[Opening Provided material section]

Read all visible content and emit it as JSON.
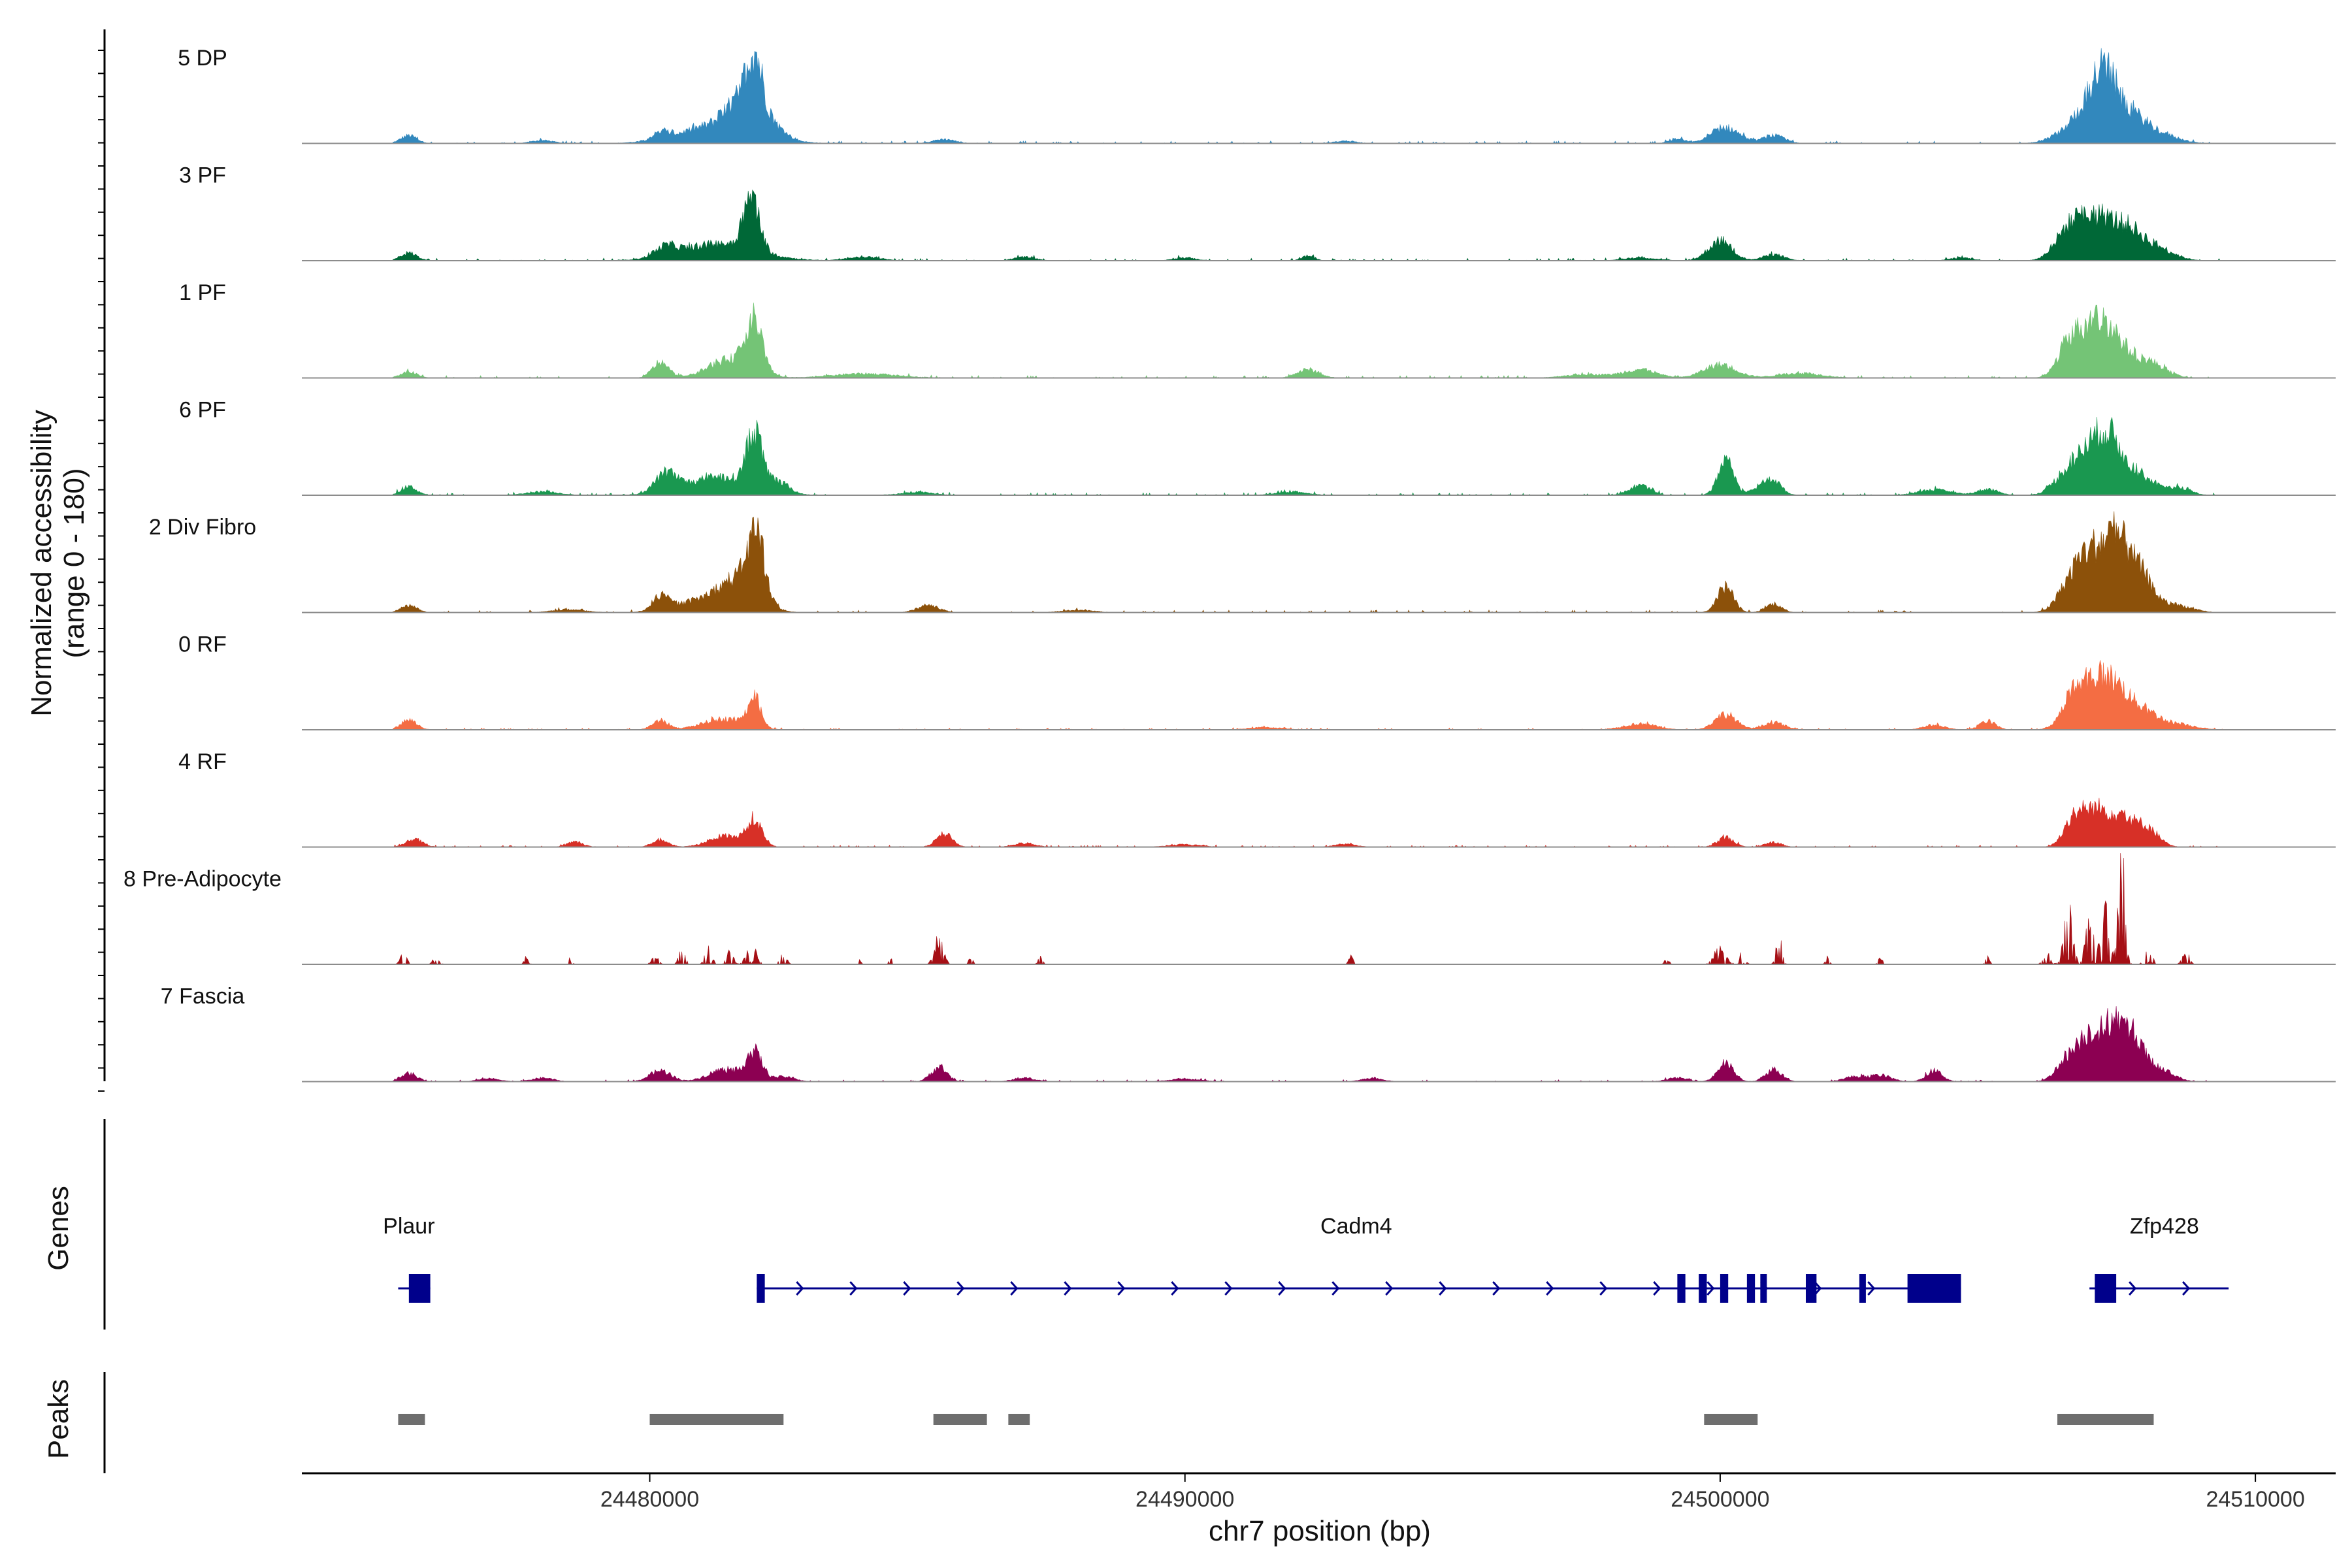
{
  "chart_data": {
    "type": "area",
    "title": "",
    "xlabel": "chr7 position (bp)",
    "ylabel": "Normalized accessibility",
    "ylabel_range": "(range 0 - 180)",
    "xlim": [
      24473500,
      24511500
    ],
    "xticks": [
      24480000,
      24490000,
      24500000,
      24510000
    ],
    "xtick_labels": [
      "24480000",
      "24490000",
      "24500000",
      "24510000"
    ],
    "ylim": [
      0,
      180
    ],
    "track_span": [
      24475200,
      24509400
    ],
    "tracks": [
      {
        "name": "5 DP",
        "color": "#3288bd",
        "noise": 4,
        "peaks": [
          [
            24475500,
            13,
            150
          ],
          [
            24478000,
            5,
            200
          ],
          [
            24480200,
            11,
            150
          ],
          [
            24481300,
            30,
            700
          ],
          [
            24481800,
            55,
            300
          ],
          [
            24481960,
            82,
            140
          ],
          [
            24482300,
            14,
            250
          ],
          [
            24485500,
            7,
            200
          ],
          [
            24493000,
            4,
            200
          ],
          [
            24499200,
            7,
            150
          ],
          [
            24500100,
            26,
            260
          ],
          [
            24501000,
            13,
            200
          ],
          [
            24506500,
            17,
            300
          ],
          [
            24507000,
            62,
            300
          ],
          [
            24507200,
            64,
            220
          ],
          [
            24507700,
            44,
            300
          ],
          [
            24508300,
            12,
            300
          ]
        ]
      },
      {
        "name": "3 PF",
        "color": "#006837",
        "noise": 4,
        "peaks": [
          [
            24475500,
            13,
            150
          ],
          [
            24480300,
            16,
            200
          ],
          [
            24481300,
            28,
            700
          ],
          [
            24481900,
            87,
            150
          ],
          [
            24484000,
            6,
            300
          ],
          [
            24487000,
            6,
            200
          ],
          [
            24490000,
            5,
            200
          ],
          [
            24492300,
            8,
            120
          ],
          [
            24498500,
            5,
            300
          ],
          [
            24500000,
            33,
            220
          ],
          [
            24501000,
            10,
            200
          ],
          [
            24504500,
            5,
            200
          ],
          [
            24506500,
            45,
            250
          ],
          [
            24507000,
            64,
            300
          ],
          [
            24507600,
            50,
            300
          ],
          [
            24508200,
            18,
            300
          ]
        ]
      },
      {
        "name": "1 PF",
        "color": "#74c476",
        "noise": 4,
        "peaks": [
          [
            24475500,
            10,
            150
          ],
          [
            24480200,
            26,
            150
          ],
          [
            24481500,
            30,
            400
          ],
          [
            24481950,
            82,
            160
          ],
          [
            24484000,
            7,
            600
          ],
          [
            24492300,
            14,
            200
          ],
          [
            24497500,
            6,
            400
          ],
          [
            24498500,
            14,
            300
          ],
          [
            24500000,
            22,
            300
          ],
          [
            24501500,
            8,
            400
          ],
          [
            24506500,
            40,
            200
          ],
          [
            24506900,
            62,
            300
          ],
          [
            24507300,
            60,
            300
          ],
          [
            24508000,
            26,
            300
          ]
        ]
      },
      {
        "name": "6 PF",
        "color": "#1a9850",
        "noise": 4,
        "peaks": [
          [
            24475500,
            14,
            150
          ],
          [
            24478000,
            6,
            300
          ],
          [
            24480300,
            31,
            200
          ],
          [
            24481300,
            30,
            600
          ],
          [
            24481950,
            90,
            140
          ],
          [
            24482400,
            18,
            200
          ],
          [
            24485000,
            5,
            300
          ],
          [
            24492000,
            5,
            300
          ],
          [
            24498500,
            16,
            200
          ],
          [
            24500100,
            60,
            140
          ],
          [
            24500800,
            14,
            200
          ],
          [
            24501000,
            18,
            150
          ],
          [
            24504000,
            9,
            300
          ],
          [
            24505000,
            10,
            200
          ],
          [
            24506500,
            38,
            250
          ],
          [
            24506950,
            66,
            240
          ],
          [
            24507300,
            72,
            220
          ],
          [
            24507800,
            35,
            300
          ],
          [
            24508600,
            12,
            200
          ]
        ]
      },
      {
        "name": "2 Div Fibro",
        "color": "#8c510a",
        "noise": 4,
        "peaks": [
          [
            24475500,
            12,
            150
          ],
          [
            24478500,
            5,
            300
          ],
          [
            24480200,
            23,
            150
          ],
          [
            24481000,
            20,
            500
          ],
          [
            24481700,
            50,
            350
          ],
          [
            24482000,
            100,
            150
          ],
          [
            24485200,
            12,
            200
          ],
          [
            24488000,
            4,
            300
          ],
          [
            24500100,
            43,
            150
          ],
          [
            24501000,
            14,
            150
          ],
          [
            24506600,
            52,
            250
          ],
          [
            24507000,
            85,
            250
          ],
          [
            24507400,
            90,
            200
          ],
          [
            24507800,
            70,
            250
          ],
          [
            24508500,
            12,
            300
          ]
        ]
      },
      {
        "name": "0 RF",
        "color": "#f46d43",
        "noise": 3,
        "peaks": [
          [
            24475500,
            16,
            150
          ],
          [
            24480200,
            15,
            150
          ],
          [
            24481400,
            18,
            400
          ],
          [
            24481950,
            48,
            120
          ],
          [
            24491500,
            4,
            300
          ],
          [
            24498500,
            10,
            300
          ],
          [
            24500100,
            26,
            200
          ],
          [
            24501000,
            12,
            200
          ],
          [
            24504000,
            8,
            200
          ],
          [
            24505000,
            14,
            150
          ],
          [
            24506600,
            50,
            220
          ],
          [
            24507000,
            65,
            250
          ],
          [
            24507400,
            55,
            250
          ],
          [
            24507900,
            30,
            300
          ],
          [
            24508600,
            8,
            300
          ]
        ]
      },
      {
        "name": "4 RF",
        "color": "#d73027",
        "noise": 3,
        "peaks": [
          [
            24475600,
            13,
            150
          ],
          [
            24478600,
            8,
            150
          ],
          [
            24480200,
            12,
            150
          ],
          [
            24481400,
            18,
            300
          ],
          [
            24481950,
            42,
            150
          ],
          [
            24485500,
            21,
            150
          ],
          [
            24487000,
            6,
            200
          ],
          [
            24490000,
            4,
            300
          ],
          [
            24493000,
            5,
            200
          ],
          [
            24500100,
            16,
            150
          ],
          [
            24501000,
            8,
            150
          ],
          [
            24506600,
            45,
            180
          ],
          [
            24507000,
            55,
            220
          ],
          [
            24507500,
            50,
            250
          ],
          [
            24508000,
            28,
            200
          ]
        ]
      },
      {
        "name": "8 Pre-Adipocyte",
        "color": "#a50f15",
        "noise": 0,
        "peaks": [
          [
            24475400,
            15,
            60
          ],
          [
            24476000,
            10,
            60
          ],
          [
            24477700,
            12,
            40
          ],
          [
            24478500,
            10,
            40
          ],
          [
            24480100,
            14,
            60
          ],
          [
            24480600,
            20,
            60
          ],
          [
            24481100,
            28,
            60
          ],
          [
            24481500,
            22,
            60
          ],
          [
            24481900,
            43,
            80
          ],
          [
            24482500,
            15,
            60
          ],
          [
            24483900,
            8,
            40
          ],
          [
            24484500,
            8,
            40
          ],
          [
            24485400,
            40,
            80
          ],
          [
            24486000,
            10,
            40
          ],
          [
            24487300,
            12,
            40
          ],
          [
            24493100,
            12,
            40
          ],
          [
            24499000,
            10,
            40
          ],
          [
            24500000,
            30,
            100
          ],
          [
            24500400,
            20,
            60
          ],
          [
            24501100,
            48,
            50
          ],
          [
            24502000,
            12,
            40
          ],
          [
            24503000,
            14,
            40
          ],
          [
            24505000,
            12,
            40
          ],
          [
            24506100,
            20,
            60
          ],
          [
            24506500,
            85,
            80
          ],
          [
            24506900,
            60,
            80
          ],
          [
            24507200,
            88,
            80
          ],
          [
            24507500,
            170,
            60
          ],
          [
            24508000,
            35,
            60
          ],
          [
            24508700,
            25,
            60
          ]
        ]
      },
      {
        "name": "7 Fascia",
        "color": "#8c0052",
        "noise": 3,
        "peaks": [
          [
            24475500,
            13,
            150
          ],
          [
            24477000,
            5,
            200
          ],
          [
            24478000,
            6,
            200
          ],
          [
            24480200,
            18,
            200
          ],
          [
            24481400,
            20,
            300
          ],
          [
            24481950,
            47,
            150
          ],
          [
            24482500,
            8,
            200
          ],
          [
            24485400,
            23,
            150
          ],
          [
            24487000,
            6,
            200
          ],
          [
            24490000,
            4,
            300
          ],
          [
            24493500,
            5,
            200
          ],
          [
            24499200,
            6,
            200
          ],
          [
            24500100,
            30,
            150
          ],
          [
            24501000,
            20,
            150
          ],
          [
            24502500,
            8,
            200
          ],
          [
            24503000,
            10,
            200
          ],
          [
            24504000,
            18,
            150
          ],
          [
            24506500,
            40,
            200
          ],
          [
            24506900,
            72,
            180
          ],
          [
            24507300,
            85,
            180
          ],
          [
            24507700,
            75,
            200
          ],
          [
            24508200,
            20,
            250
          ]
        ]
      }
    ],
    "genes": [
      {
        "name": "Plaur",
        "start": 24475300,
        "end": 24475900,
        "strand": "-",
        "exons": [
          [
            24475500,
            24475900
          ]
        ]
      },
      {
        "name": "Cadm4",
        "start": 24482000,
        "end": 24504500,
        "strand": "+",
        "exons": [
          [
            24482000,
            24482150
          ],
          [
            24499200,
            24499350
          ],
          [
            24499600,
            24499750
          ],
          [
            24500000,
            24500150
          ],
          [
            24500500,
            24500650
          ],
          [
            24500750,
            24500850
          ],
          [
            24501600,
            24501800
          ],
          [
            24502600,
            24502700
          ],
          [
            24503500,
            24504500
          ]
        ]
      },
      {
        "name": "Zfp428",
        "start": 24506900,
        "end": 24509500,
        "strand": "+",
        "exons": [
          [
            24507000,
            24507400
          ]
        ]
      }
    ],
    "peak_regions": [
      [
        24475300,
        24475800
      ],
      [
        24480000,
        24482500
      ],
      [
        24485300,
        24486300
      ],
      [
        24486700,
        24487100
      ],
      [
        24499700,
        24500700
      ],
      [
        24506300,
        24508100
      ]
    ],
    "panel_labels": {
      "genes": "Genes",
      "peaks": "Peaks"
    },
    "colors": {
      "gene": "#00008b",
      "peak": "#6e6e6e",
      "baseline": "#8c8c8c",
      "axis": "#000000"
    }
  }
}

[Closing Provided material section]

* [Requirement]: Make a copy of each line in the records that has the word "name".

* [Answer area]:
        "name": "5 DP",
        "name": "3 PF",
        "name": "1 PF",
        "name": "6 PF",
        "name": "2 Div Fibro",
        "name": "0 RF",
        "name": "4 RF",
        "name": "8 Pre-Adipocyte",
        "name": "7 Fascia",
        "name": "Plaur",
        "name": "Cadm4",
        "name": "Zfp428",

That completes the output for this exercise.